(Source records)
--

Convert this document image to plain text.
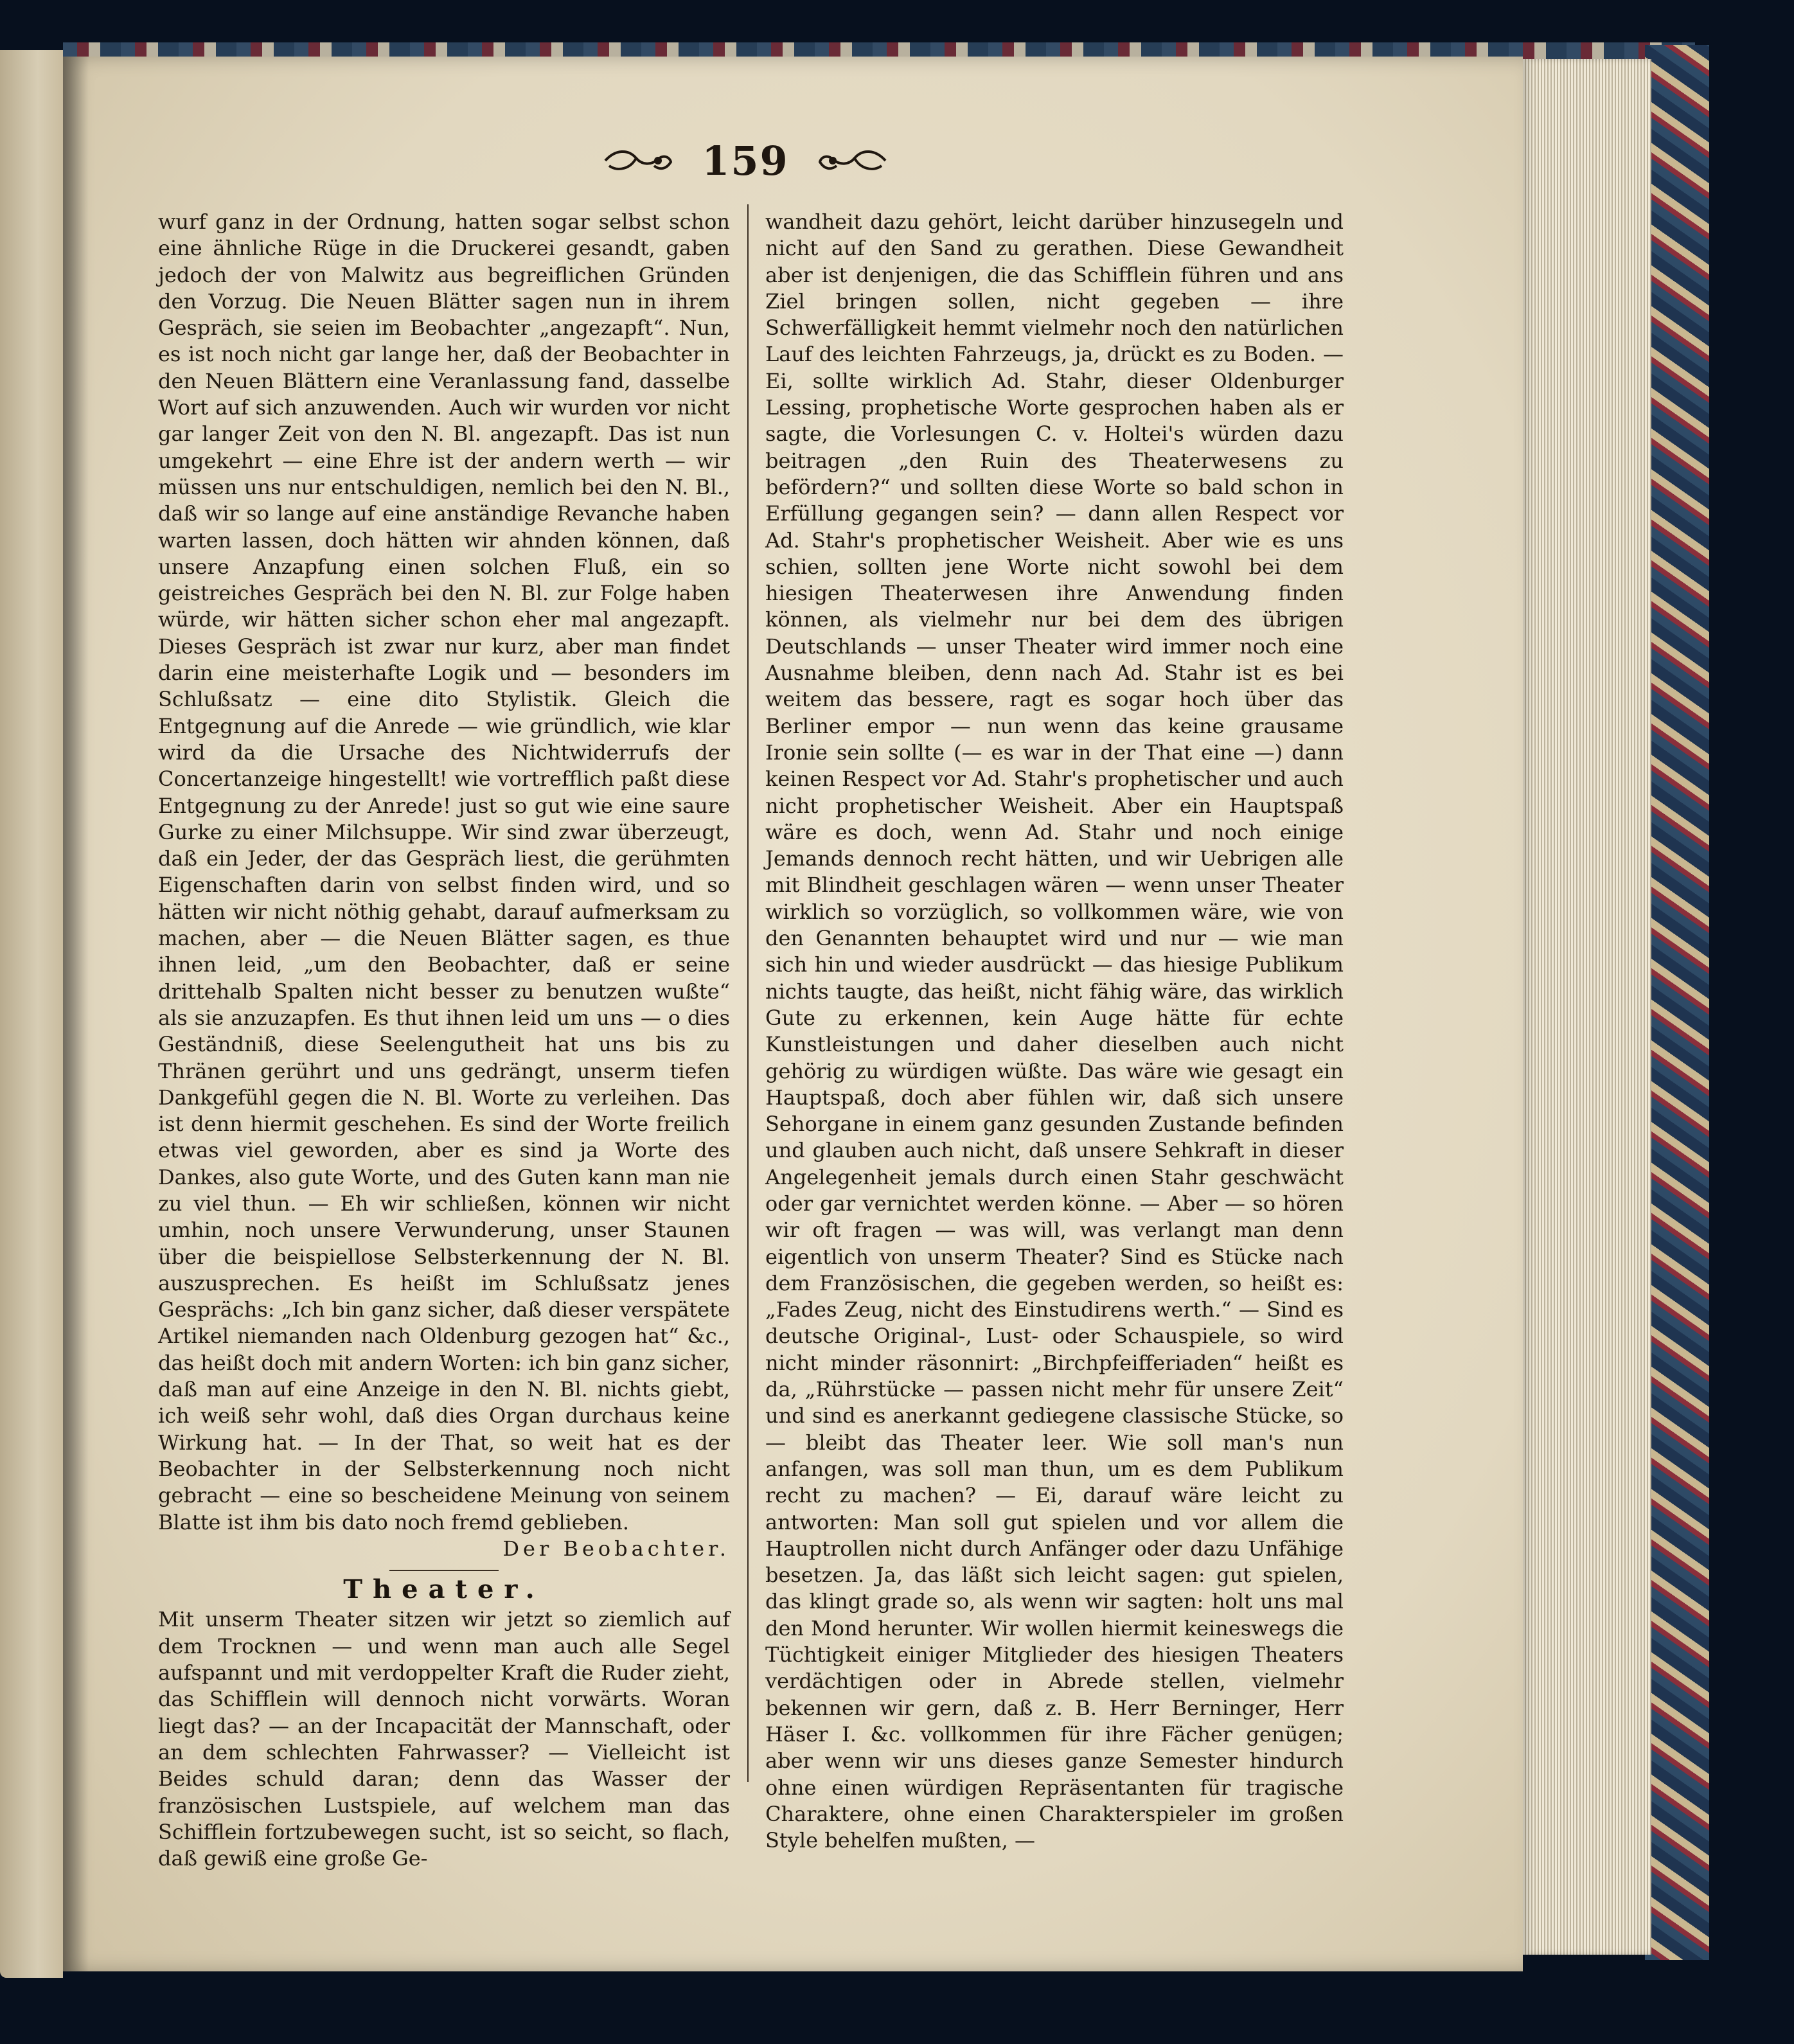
159

wurf ganz in der Ordnung, hatten sogar selbst schon eine ähnliche Rüge in die Druckerei gesandt, gaben jedoch der von Malwitz aus begreiflichen Gründen den Vorzug. Die Neuen Blätter sagen nun in ihrem Gespräch, sie seien im Beobachter „angezapft“. Nun, es ist noch nicht gar lange her, daß der Beobachter in den Neuen Blättern eine Veranlassung fand, dasselbe Wort auf sich anzuwenden. Auch wir wurden vor nicht gar langer Zeit von den N. Bl. angezapft. Das ist nun umgekehrt — eine Ehre ist der andern werth — wir müssen uns nur entschuldigen, nemlich bei den N. Bl., daß wir so lange auf eine anständige Revanche haben warten lassen, doch hätten wir ahnden können, daß unsere Anzapfung einen solchen Fluß, ein so geistreiches Gespräch bei den N. Bl. zur Folge haben würde, wir hätten sicher schon eher mal angezapft. Dieses Gespräch ist zwar nur kurz, aber man findet darin eine meisterhafte Logik und — besonders im Schlußsatz — eine dito Stylistik. Gleich die Entgegnung auf die Anrede — wie gründlich, wie klar wird da die Ursache des Nichtwiderrufs der Concertanzeige hingestellt! wie vortrefflich paßt diese Entgegnung zu der Anrede! just so gut wie eine saure Gurke zu einer Milchsuppe. Wir sind zwar überzeugt, daß ein Jeder, der das Gespräch liest, die gerühmten Eigenschaften darin von selbst finden wird, und so hätten wir nicht nöthig gehabt, darauf aufmerksam zu machen, aber — die Neuen Blätter sagen, es thue ihnen leid, „um den Beobachter, daß er seine drittehalb Spalten nicht besser zu benutzen wußte“ als sie anzuzapfen. Es thut ihnen leid um uns — o dies Geständniß, diese Seelengutheit hat uns bis zu Thränen gerührt und uns gedrängt, unserm tiefen Dankgefühl gegen die N. Bl. Worte zu verleihen. Das ist denn hiermit geschehen. Es sind der Worte freilich etwas viel geworden, aber es sind ja Worte des Dankes, also gute Worte, und des Guten kann man nie zu viel thun. — Eh wir schließen, können wir nicht umhin, noch unsere Verwunderung, unser Staunen über die beispiellose Selbsterkennung der N. Bl. auszusprechen. Es heißt im Schlußsatz jenes Gesprächs: „Ich bin ganz sicher, daß dieser verspätete Artikel niemanden nach Oldenburg gezogen hat“ &c., das heißt doch mit andern Worten: ich bin ganz sicher, daß man auf eine Anzeige in den N. Bl. nichts giebt, ich weiß sehr wohl, daß dies Organ durchaus keine Wirkung hat. — In der That, so weit hat es der Beobachter in der Selbsterkennung noch nicht gebracht — eine so bescheidene Meinung von seinem Blatte ist ihm bis dato noch fremd geblieben.

Der Beobachter.
Theater.

Mit unserm Theater sitzen wir jetzt so ziemlich auf dem Trocknen — und wenn man auch alle Segel aufspannt und mit verdoppelter Kraft die Ruder zieht, das Schifflein will dennoch nicht vorwärts. Woran liegt das? — an der Incapacität der Mannschaft, oder an dem schlechten Fahrwasser? — Vielleicht ist Beides schuld daran; denn das Wasser der französischen Lustspiele, auf welchem man das Schifflein fortzubewegen sucht, ist so seicht, so flach, daß gewiß eine große Ge-

wandheit dazu gehört, leicht darüber hinzusegeln und nicht auf den Sand zu gerathen. Diese Gewandheit aber ist denjenigen, die das Schifflein führen und ans Ziel bringen sollen, nicht gegeben — ihre Schwerfälligkeit hemmt vielmehr noch den natürlichen Lauf des leichten Fahrzeugs, ja, drückt es zu Boden. — Ei, sollte wirklich Ad. Stahr, dieser Oldenburger Lessing, prophetische Worte gesprochen haben als er sagte, die Vorlesungen C. v. Holtei's würden dazu beitragen „den Ruin des Theaterwesens zu befördern?“ und sollten diese Worte so bald schon in Erfüllung gegangen sein? — dann allen Respect vor Ad. Stahr's prophetischer Weisheit. Aber wie es uns schien, sollten jene Worte nicht sowohl bei dem hiesigen Theaterwesen ihre Anwendung finden können, als vielmehr nur bei dem des übrigen Deutschlands — unser Theater wird immer noch eine Ausnahme bleiben, denn nach Ad. Stahr ist es bei weitem das bessere, ragt es sogar hoch über das Berliner empor — nun wenn das keine grausame Ironie sein sollte (— es war in der That eine —) dann keinen Respect vor Ad. Stahr's prophetischer und auch nicht prophetischer Weisheit. Aber ein Hauptspaß wäre es doch, wenn Ad. Stahr und noch einige Jemands dennoch recht hätten, und wir Uebrigen alle mit Blindheit geschlagen wären — wenn unser Theater wirklich so vorzüglich, so vollkommen wäre, wie von den Genannten behauptet wird und nur — wie man sich hin und wieder ausdrückt — das hiesige Publikum nichts taugte, das heißt, nicht fähig wäre, das wirklich Gute zu erkennen, kein Auge hätte für echte Kunstleistungen und daher dieselben auch nicht gehörig zu würdigen wüßte. Das wäre wie gesagt ein Hauptspaß, doch aber fühlen wir, daß sich unsere Sehorgane in einem ganz gesunden Zustande befinden und glauben auch nicht, daß unsere Sehkraft in dieser Angelegenheit jemals durch einen Stahr geschwächt oder gar vernichtet werden könne. — Aber — so hören wir oft fragen — was will, was verlangt man denn eigentlich von unserm Theater? Sind es Stücke nach dem Französischen, die gegeben werden, so heißt es: „Fades Zeug, nicht des Einstudirens werth.“ — Sind es deutsche Original-, Lust- oder Schauspiele, so wird nicht minder räsonnirt: „Birchpfeifferiaden“ heißt es da, „Rührstücke — passen nicht mehr für unsere Zeit“ und sind es anerkannt gediegene classische Stücke, so — bleibt das Theater leer. Wie soll man's nun anfangen, was soll man thun, um es dem Publikum recht zu machen? — Ei, darauf wäre leicht zu antworten: Man soll gut spielen und vor allem die Hauptrollen nicht durch Anfänger oder dazu Unfähige besetzen. Ja, das läßt sich leicht sagen: gut spielen, das klingt grade so, als wenn wir sagten: holt uns mal den Mond herunter. Wir wollen hiermit keineswegs die Tüchtigkeit einiger Mitglieder des hiesigen Theaters verdächtigen oder in Abrede stellen, vielmehr bekennen wir gern, daß z. B. Herr Berninger, Herr Häser I. &c. vollkommen für ihre Fächer genügen; aber wenn wir uns dieses ganze Semester hindurch ohne einen würdigen Repräsentanten für tragische Charaktere, ohne einen Charakterspieler im großen Style behelfen mußten, —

--

STATED TASK
Without the pictures, restate all the entries above exactly.

SOLUTION TO THIS TASK
Convert this document image to plain text.
159

wurf ganz in der Ordnung, hatten sogar selbst schon eine ähnliche Rüge in die Druckerei gesandt, gaben jedoch der von Malwitz aus begreiflichen Gründen den Vorzug. Die Neuen Blätter sagen nun in ihrem Gespräch, sie seien im Beobachter „angezapft“. Nun, es ist noch nicht gar lange her, daß der Beobachter in den Neuen Blättern eine Veranlassung fand, dasselbe Wort auf sich anzuwenden. Auch wir wurden vor nicht gar langer Zeit von den N. Bl. angezapft. Das ist nun umgekehrt — eine Ehre ist der andern werth — wir müssen uns nur entschuldigen, nemlich bei den N. Bl., daß wir so lange auf eine anständige Revanche haben warten lassen, doch hätten wir ahnden können, daß unsere Anzapfung einen solchen Fluß, ein so geistreiches Gespräch bei den N. Bl. zur Folge haben würde, wir hätten sicher schon eher mal angezapft. Dieses Gespräch ist zwar nur kurz, aber man findet darin eine meisterhafte Logik und — besonders im Schlußsatz — eine dito Stylistik. Gleich die Entgegnung auf die Anrede — wie gründlich, wie klar wird da die Ursache des Nichtwiderrufs der Concertanzeige hingestellt! wie vortrefflich paßt diese Entgegnung zu der Anrede! just so gut wie eine saure Gurke zu einer Milchsuppe. Wir sind zwar überzeugt, daß ein Jeder, der das Gespräch liest, die gerühmten Eigenschaften darin von selbst finden wird, und so hätten wir nicht nöthig gehabt, darauf aufmerksam zu machen, aber — die Neuen Blätter sagen, es thue ihnen leid, „um den Beobachter, daß er seine drittehalb Spalten nicht besser zu benutzen wußte“ als sie anzuzapfen. Es thut ihnen leid um uns — o dies Geständniß, diese Seelengutheit hat uns bis zu Thränen gerührt und uns gedrängt, unserm tiefen Dankgefühl gegen die N. Bl. Worte zu verleihen. Das ist denn hiermit geschehen. Es sind der Worte freilich etwas viel geworden, aber es sind ja Worte des Dankes, also gute Worte, und des Guten kann man nie zu viel thun. — Eh wir schließen, können wir nicht umhin, noch unsere Verwunderung, unser Staunen über die beispiellose Selbsterkennung der N. Bl. auszusprechen. Es heißt im Schlußsatz jenes Gesprächs: „Ich bin ganz sicher, daß dieser verspätete Artikel niemanden nach Oldenburg gezogen hat“ &c., das heißt doch mit andern Worten: ich bin ganz sicher, daß man auf eine Anzeige in den N. Bl. nichts giebt, ich weiß sehr wohl, daß dies Organ durchaus keine Wirkung hat. — In der That, so weit hat es der Beobachter in der Selbsterkennung noch nicht gebracht — eine so bescheidene Meinung von seinem Blatte ist ihm bis dato noch fremd geblieben.

Der Beobachter.
Theater.

Mit unserm Theater sitzen wir jetzt so ziemlich auf dem Trocknen — und wenn man auch alle Segel aufspannt und mit verdoppelter Kraft die Ruder zieht, das Schifflein will dennoch nicht vorwärts. Woran liegt das? — an der Incapacität der Mannschaft, oder an dem schlechten Fahrwasser? — Vielleicht ist Beides schuld daran; denn das Wasser der französischen Lustspiele, auf welchem man das Schifflein fortzubewegen sucht, ist so seicht, so flach, daß gewiß eine große Ge-

wandheit dazu gehört, leicht darüber hinzusegeln und nicht auf den Sand zu gerathen. Diese Gewandheit aber ist denjenigen, die das Schifflein führen und ans Ziel bringen sollen, nicht gegeben — ihre Schwerfälligkeit hemmt vielmehr noch den natürlichen Lauf des leichten Fahrzeugs, ja, drückt es zu Boden. — Ei, sollte wirklich Ad. Stahr, dieser Oldenburger Lessing, prophetische Worte gesprochen haben als er sagte, die Vorlesungen C. v. Holtei's würden dazu beitragen „den Ruin des Theaterwesens zu befördern?“ und sollten diese Worte so bald schon in Erfüllung gegangen sein? — dann allen Respect vor Ad. Stahr's prophetischer Weisheit. Aber wie es uns schien, sollten jene Worte nicht sowohl bei dem hiesigen Theaterwesen ihre Anwendung finden können, als vielmehr nur bei dem des übrigen Deutschlands — unser Theater wird immer noch eine Ausnahme bleiben, denn nach Ad. Stahr ist es bei weitem das bessere, ragt es sogar hoch über das Berliner empor — nun wenn das keine grausame Ironie sein sollte (— es war in der That eine —) dann keinen Respect vor Ad. Stahr's prophetischer und auch nicht prophetischer Weisheit. Aber ein Hauptspaß wäre es doch, wenn Ad. Stahr und noch einige Jemands dennoch recht hätten, und wir Uebrigen alle mit Blindheit geschlagen wären — wenn unser Theater wirklich so vorzüglich, so vollkommen wäre, wie von den Genannten behauptet wird und nur — wie man sich hin und wieder ausdrückt — das hiesige Publikum nichts taugte, das heißt, nicht fähig wäre, das wirklich Gute zu erkennen, kein Auge hätte für echte Kunstleistungen und daher dieselben auch nicht gehörig zu würdigen wüßte. Das wäre wie gesagt ein Hauptspaß, doch aber fühlen wir, daß sich unsere Sehorgane in einem ganz gesunden Zustande befinden und glauben auch nicht, daß unsere Sehkraft in dieser Angelegenheit jemals durch einen Stahr geschwächt oder gar vernichtet werden könne. — Aber — so hören wir oft fragen — was will, was verlangt man denn eigentlich von unserm Theater? Sind es Stücke nach dem Französischen, die gegeben werden, so heißt es: „Fades Zeug, nicht des Einstudirens werth.“ — Sind es deutsche Original-, Lust- oder Schauspiele, so wird nicht minder räsonnirt: „Birchpfeifferiaden“ heißt es da, „Rührstücke — passen nicht mehr für unsere Zeit“ und sind es anerkannt gediegene classische Stücke, so — bleibt das Theater leer. Wie soll man's nun anfangen, was soll man thun, um es dem Publikum recht zu machen? — Ei, darauf wäre leicht zu antworten: Man soll gut spielen und vor allem die Hauptrollen nicht durch Anfänger oder dazu Unfähige besetzen. Ja, das läßt sich leicht sagen: gut spielen, das klingt grade so, als wenn wir sagten: holt uns mal den Mond herunter. Wir wollen hiermit keineswegs die Tüchtigkeit einiger Mitglieder des hiesigen Theaters verdächtigen oder in Abrede stellen, vielmehr bekennen wir gern, daß z. B. Herr Berninger, Herr Häser I. &c. vollkommen für ihre Fächer genügen; aber wenn wir uns dieses ganze Semester hindurch ohne einen würdigen Repräsentanten für tragische Charaktere, ohne einen Charakterspieler im großen Style behelfen mußten, —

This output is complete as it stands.